No images are to be carried over; print all other material exactly as it stands.

## Data provided
* START *

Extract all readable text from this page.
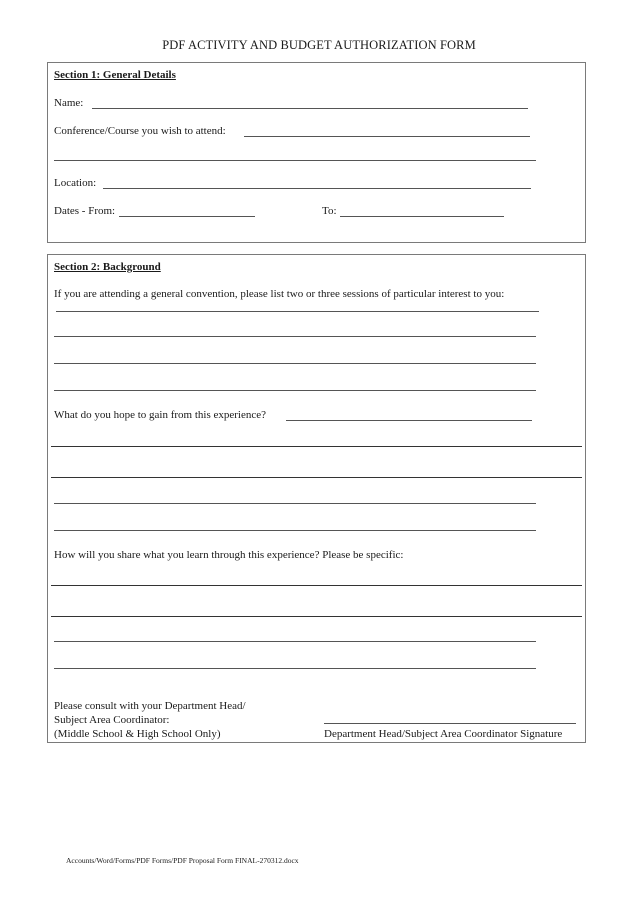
PDF ACTIVITY AND BUDGET AUTHORIZATION FORM
Section 1: General Details
Name:
Conference/Course you wish to attend:
Location:
Dates - From:	To:
Section 2: Background
If you are attending a general convention, please list two or three sessions of particular interest to you:
What do you hope to gain from this experience?
How will you share what you learn through this experience? Please be specific:
Please consult with your Department Head/
Subject Area Coordinator:
(Middle School & High School Only)	Department Head/Subject Area Coordinator Signature
Accounts/Word/Forms/PDF Forms/PDF Proposal Form FINAL-270312.docx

* END *

## Problem solution
Extract all readable text from this page.
PDF ACTIVITY AND BUDGET AUTHORIZATION FORM
Section 1: General Details
Name:
Conference/Course you wish to attend:
Location:
Dates - From:	To:
Section 2: Background
If you are attending a general convention, please list two or three sessions of particular interest to you:
What do you hope to gain from this experience?
How will you share what you learn through this experience? Please be specific:
Please consult with your Department Head/
Subject Area Coordinator:
(Middle School & High School Only)	Department Head/Subject Area Coordinator Signature
Accounts/Word/Forms/PDF Forms/PDF Proposal Form FINAL-270312.docx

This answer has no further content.